[Data records]

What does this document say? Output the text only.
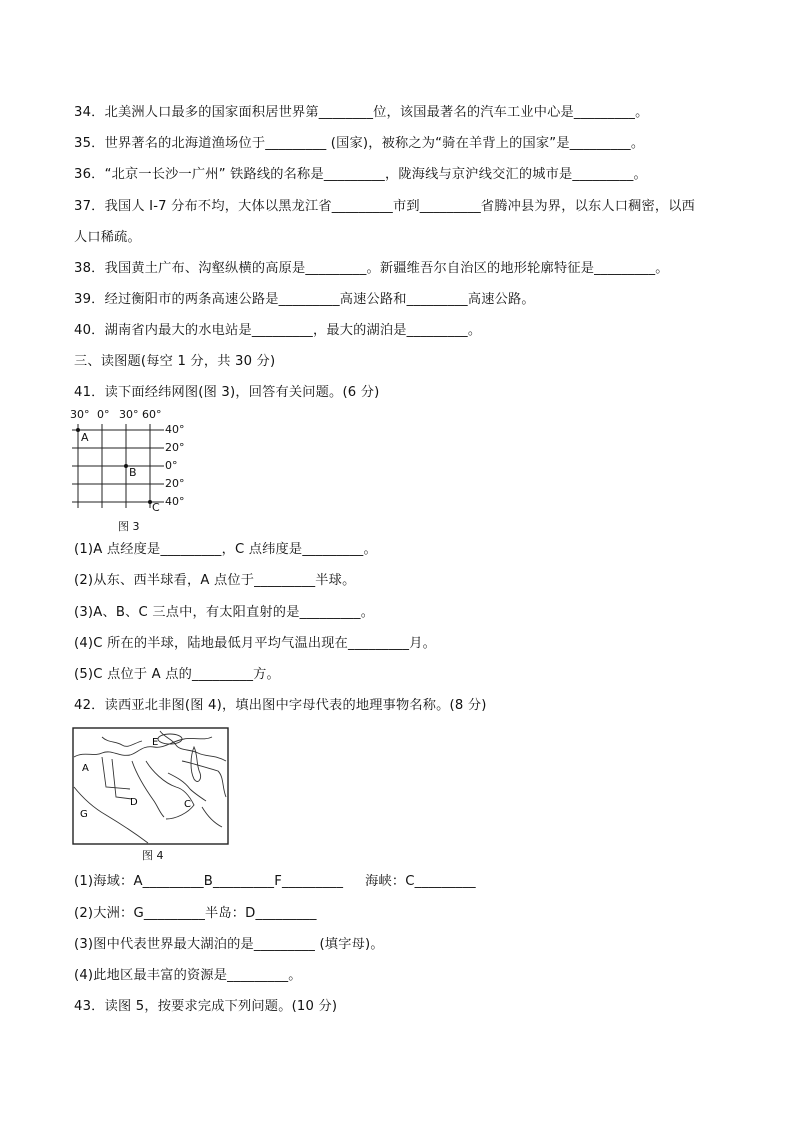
34．北美洲人口最多的国家面积居世界第________位，该国最著名的汽车工业中心是_________。
35．世界著名的北海道渔场位于_________ (国家)，被称之为“骑在羊背上的国家”是_________。
36．“北京一长沙一广州” 铁路线的名称是_________，陇海线与京沪线交汇的城市是_________。
37．我国人 I-7 分布不均，大体以黑龙江省_________市到_________省腾冲县为界，以东人口稠密，以西
人口稀疏。
38．我国黄土广布、沟壑纵横的高原是_________。新疆维吾尔自治区的地形轮廓特征是_________。
39．经过衡阳市的两条高速公路是_________高速公路和_________高速公路。
40．湖南省内最大的水电站是_________，最大的湖泊是_________。
三、读图题(每空 1 分，共 30 分)
41．读下面经纬网图(图 3)，回答有关问题。(6 分)
30° 0° 30° 60°
40°
20°
0°
20°
40°
A
B
C
图 3
(1)A 点经度是_________，C 点纬度是_________。
(2)从东、西半球看，A 点位于_________半球。
(3)A、B、C 三点中，有太阳直射的是_________。
(4)C 所在的半球，陆地最低月平均气温出现在_________月。
(5)C 点位于 A 点的_________方。
42．读西亚北非图(图 4)，填出图中字母代表的地理事物名称。(8 分)
A
E
G
D	C
图 4
(1)海域：A_________B_________F_________     海峡：C_________
(2)大洲：G_________半岛：D_________
(3)图中代表世界最大湖泊的是_________ (填字母)。
(4)此地区最丰富的资源是_________。
43．读图 5，按要求完成下列问题。(10 分)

*Requirement*: Return all of the data exactly as written, and drop the pictures.

*Expected answer*:
What does this document say? Output the text only.
34．北美洲人口最多的国家面积居世界第________位，该国最著名的汽车工业中心是_________。
35．世界著名的北海道渔场位于_________ (国家)，被称之为“骑在羊背上的国家”是_________。
36．“北京一长沙一广州” 铁路线的名称是_________，陇海线与京沪线交汇的城市是_________。
37．我国人 I-7 分布不均，大体以黑龙江省_________市到_________省腾冲县为界，以东人口稠密，以西
人口稀疏。
38．我国黄土广布、沟壑纵横的高原是_________。新疆维吾尔自治区的地形轮廓特征是_________。
39．经过衡阳市的两条高速公路是_________高速公路和_________高速公路。
40．湖南省内最大的水电站是_________，最大的湖泊是_________。
三、读图题(每空 1 分，共 30 分)
41．读下面经纬网图(图 3)，回答有关问题。(6 分)
30° 0° 30° 60°
40°
20°
0°
20°
40°
A
B
C
图 3
(1)A 点经度是_________，C 点纬度是_________。
(2)从东、西半球看，A 点位于_________半球。
(3)A、B、C 三点中，有太阳直射的是_________。
(4)C 所在的半球，陆地最低月平均气温出现在_________月。
(5)C 点位于 A 点的_________方。
42．读西亚北非图(图 4)，填出图中字母代表的地理事物名称。(8 分)
A
E
G
D	C
图 4
(1)海域：A_________B_________F_________     海峡：C_________
(2)大洲：G_________半岛：D_________
(3)图中代表世界最大湖泊的是_________ (填字母)。
(4)此地区最丰富的资源是_________。
43．读图 5，按要求完成下列问题。(10 分)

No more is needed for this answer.